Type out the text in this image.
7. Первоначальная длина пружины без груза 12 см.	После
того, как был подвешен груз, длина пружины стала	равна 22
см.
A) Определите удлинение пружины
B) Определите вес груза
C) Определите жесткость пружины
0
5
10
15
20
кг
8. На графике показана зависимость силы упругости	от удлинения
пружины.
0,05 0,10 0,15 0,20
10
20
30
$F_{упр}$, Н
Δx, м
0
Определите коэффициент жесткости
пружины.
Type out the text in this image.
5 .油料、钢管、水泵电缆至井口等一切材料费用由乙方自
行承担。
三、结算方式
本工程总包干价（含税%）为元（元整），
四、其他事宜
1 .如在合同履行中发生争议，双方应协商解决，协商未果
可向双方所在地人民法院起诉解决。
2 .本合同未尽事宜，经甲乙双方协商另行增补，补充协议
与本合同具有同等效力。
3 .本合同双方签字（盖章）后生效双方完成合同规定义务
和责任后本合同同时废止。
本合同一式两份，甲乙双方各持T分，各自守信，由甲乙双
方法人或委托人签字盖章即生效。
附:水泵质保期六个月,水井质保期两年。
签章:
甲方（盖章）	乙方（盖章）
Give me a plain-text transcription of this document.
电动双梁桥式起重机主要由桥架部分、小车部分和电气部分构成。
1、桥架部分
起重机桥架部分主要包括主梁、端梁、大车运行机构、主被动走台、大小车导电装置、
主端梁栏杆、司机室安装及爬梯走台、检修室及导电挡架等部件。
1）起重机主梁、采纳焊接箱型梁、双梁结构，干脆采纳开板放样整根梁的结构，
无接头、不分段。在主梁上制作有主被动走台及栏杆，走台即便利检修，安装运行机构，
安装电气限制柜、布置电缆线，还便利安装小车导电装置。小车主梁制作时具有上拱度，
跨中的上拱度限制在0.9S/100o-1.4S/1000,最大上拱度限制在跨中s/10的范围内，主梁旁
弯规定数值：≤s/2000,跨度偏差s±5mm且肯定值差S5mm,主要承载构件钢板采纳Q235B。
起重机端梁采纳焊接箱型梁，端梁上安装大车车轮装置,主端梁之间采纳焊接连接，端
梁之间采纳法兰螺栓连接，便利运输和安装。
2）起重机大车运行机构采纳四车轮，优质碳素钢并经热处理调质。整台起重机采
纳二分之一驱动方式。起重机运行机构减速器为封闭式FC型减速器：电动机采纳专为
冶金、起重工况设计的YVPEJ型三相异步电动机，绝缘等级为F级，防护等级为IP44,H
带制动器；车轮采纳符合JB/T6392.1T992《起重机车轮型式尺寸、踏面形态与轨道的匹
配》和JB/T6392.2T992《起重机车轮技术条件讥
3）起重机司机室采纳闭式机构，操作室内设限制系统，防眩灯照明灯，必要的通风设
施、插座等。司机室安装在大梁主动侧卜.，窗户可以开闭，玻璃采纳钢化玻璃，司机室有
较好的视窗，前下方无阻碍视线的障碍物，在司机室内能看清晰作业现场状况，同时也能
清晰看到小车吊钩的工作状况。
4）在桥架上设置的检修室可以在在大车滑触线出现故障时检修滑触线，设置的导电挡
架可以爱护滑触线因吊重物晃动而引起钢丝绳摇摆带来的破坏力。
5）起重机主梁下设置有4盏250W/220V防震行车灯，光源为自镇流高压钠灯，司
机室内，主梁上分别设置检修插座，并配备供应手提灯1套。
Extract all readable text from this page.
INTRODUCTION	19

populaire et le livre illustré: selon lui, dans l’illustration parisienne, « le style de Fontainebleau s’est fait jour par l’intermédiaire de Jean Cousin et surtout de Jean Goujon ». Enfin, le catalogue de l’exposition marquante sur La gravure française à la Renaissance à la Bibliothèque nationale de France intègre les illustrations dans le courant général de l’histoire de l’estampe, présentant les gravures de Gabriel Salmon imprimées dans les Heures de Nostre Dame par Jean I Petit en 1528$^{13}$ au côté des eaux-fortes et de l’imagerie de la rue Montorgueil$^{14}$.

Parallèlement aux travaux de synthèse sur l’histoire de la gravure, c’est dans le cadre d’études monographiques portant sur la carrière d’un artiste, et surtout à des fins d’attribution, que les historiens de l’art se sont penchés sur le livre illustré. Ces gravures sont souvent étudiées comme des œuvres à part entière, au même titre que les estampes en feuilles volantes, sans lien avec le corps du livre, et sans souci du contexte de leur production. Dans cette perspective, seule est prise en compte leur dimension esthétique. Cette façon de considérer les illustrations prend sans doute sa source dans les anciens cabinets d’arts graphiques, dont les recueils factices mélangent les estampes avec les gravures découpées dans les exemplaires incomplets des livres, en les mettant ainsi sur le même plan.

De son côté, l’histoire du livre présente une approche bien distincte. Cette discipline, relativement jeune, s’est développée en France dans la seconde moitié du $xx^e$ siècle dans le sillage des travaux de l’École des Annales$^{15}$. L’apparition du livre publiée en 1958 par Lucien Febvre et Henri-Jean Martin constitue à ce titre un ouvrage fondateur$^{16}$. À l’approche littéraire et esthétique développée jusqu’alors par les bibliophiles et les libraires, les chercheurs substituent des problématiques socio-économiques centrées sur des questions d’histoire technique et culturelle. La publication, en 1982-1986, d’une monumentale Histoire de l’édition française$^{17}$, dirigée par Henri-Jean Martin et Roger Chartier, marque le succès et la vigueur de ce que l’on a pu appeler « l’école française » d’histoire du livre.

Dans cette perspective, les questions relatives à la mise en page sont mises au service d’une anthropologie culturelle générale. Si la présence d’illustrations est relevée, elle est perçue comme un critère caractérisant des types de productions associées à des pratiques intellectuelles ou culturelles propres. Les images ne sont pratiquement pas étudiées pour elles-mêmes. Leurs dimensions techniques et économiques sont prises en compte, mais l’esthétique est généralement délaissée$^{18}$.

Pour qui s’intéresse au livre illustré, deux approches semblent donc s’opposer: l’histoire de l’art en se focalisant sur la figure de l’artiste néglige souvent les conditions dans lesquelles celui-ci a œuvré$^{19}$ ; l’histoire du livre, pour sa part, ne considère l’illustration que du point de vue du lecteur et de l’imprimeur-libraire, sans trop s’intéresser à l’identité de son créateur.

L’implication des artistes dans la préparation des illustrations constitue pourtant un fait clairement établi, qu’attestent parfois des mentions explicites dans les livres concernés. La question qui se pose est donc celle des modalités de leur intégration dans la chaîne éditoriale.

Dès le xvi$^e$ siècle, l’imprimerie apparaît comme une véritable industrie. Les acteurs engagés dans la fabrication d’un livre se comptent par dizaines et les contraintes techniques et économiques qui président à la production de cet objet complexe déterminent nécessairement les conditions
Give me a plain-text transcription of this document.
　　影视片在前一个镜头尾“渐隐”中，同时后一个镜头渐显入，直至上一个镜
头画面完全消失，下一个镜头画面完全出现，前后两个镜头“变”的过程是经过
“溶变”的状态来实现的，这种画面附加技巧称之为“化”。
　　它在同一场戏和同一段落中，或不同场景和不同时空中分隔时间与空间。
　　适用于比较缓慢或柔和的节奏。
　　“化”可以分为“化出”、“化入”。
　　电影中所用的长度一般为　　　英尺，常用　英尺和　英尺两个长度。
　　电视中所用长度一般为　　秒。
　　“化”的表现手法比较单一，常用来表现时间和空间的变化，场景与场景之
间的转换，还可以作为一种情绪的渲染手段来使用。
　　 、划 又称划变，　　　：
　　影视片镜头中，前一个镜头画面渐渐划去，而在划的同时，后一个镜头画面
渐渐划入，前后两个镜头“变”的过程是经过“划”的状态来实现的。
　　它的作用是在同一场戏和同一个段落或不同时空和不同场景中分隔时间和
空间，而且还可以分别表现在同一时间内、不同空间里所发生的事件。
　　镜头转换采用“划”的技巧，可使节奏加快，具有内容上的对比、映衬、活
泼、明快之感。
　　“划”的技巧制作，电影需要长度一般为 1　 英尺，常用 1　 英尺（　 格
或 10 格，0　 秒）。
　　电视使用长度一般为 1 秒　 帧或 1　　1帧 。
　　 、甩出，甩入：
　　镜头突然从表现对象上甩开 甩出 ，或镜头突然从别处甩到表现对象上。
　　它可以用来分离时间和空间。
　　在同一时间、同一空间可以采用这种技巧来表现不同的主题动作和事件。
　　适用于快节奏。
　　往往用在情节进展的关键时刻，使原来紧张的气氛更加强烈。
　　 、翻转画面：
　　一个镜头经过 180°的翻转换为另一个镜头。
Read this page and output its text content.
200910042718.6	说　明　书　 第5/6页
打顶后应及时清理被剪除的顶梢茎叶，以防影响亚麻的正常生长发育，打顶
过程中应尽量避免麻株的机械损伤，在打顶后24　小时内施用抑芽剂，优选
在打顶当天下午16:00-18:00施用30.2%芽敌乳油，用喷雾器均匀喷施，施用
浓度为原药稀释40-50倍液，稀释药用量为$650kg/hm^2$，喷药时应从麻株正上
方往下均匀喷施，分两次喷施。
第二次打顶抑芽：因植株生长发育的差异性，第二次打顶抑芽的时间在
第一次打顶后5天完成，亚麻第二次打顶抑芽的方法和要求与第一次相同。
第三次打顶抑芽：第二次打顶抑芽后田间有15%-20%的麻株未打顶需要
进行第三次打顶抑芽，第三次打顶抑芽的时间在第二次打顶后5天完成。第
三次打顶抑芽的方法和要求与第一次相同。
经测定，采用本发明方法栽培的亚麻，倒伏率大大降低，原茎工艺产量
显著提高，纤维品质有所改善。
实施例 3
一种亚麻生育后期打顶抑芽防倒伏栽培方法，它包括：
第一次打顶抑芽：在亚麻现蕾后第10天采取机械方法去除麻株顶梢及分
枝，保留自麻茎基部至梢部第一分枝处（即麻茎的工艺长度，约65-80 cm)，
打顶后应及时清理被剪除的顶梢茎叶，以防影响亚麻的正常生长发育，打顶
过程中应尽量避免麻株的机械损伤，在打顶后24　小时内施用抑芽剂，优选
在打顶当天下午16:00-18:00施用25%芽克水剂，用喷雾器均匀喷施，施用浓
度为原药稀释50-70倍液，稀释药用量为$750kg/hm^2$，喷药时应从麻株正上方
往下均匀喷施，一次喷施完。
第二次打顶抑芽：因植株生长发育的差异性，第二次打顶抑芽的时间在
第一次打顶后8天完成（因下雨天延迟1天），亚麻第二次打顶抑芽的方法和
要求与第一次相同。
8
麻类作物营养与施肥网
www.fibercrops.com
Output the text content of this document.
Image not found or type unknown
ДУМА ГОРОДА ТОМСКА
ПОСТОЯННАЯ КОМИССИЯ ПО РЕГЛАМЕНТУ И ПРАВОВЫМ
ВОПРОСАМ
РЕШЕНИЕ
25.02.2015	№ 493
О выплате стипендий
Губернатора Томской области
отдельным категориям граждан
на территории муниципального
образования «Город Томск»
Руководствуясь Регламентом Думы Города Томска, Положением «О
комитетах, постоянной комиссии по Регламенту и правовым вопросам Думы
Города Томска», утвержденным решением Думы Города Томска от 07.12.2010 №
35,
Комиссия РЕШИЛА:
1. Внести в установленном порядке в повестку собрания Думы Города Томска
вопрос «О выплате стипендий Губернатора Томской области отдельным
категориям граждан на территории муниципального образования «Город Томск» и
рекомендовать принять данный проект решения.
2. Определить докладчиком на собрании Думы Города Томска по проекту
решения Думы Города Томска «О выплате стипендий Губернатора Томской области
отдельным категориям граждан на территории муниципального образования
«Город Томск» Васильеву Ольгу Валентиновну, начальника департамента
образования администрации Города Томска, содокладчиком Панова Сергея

- **Requirement**: Identify the lines of the data that contain the word "用喷雾器均匀喷施". Copy each of them.

- **Response**:
在打顶当天下午16:00-18:00施用30.2%芽敌乳油，用喷雾器均匀喷施，施用
在打顶当天下午16:00-18:00施用25%芽克水剂，用喷雾器均匀喷施，施用浓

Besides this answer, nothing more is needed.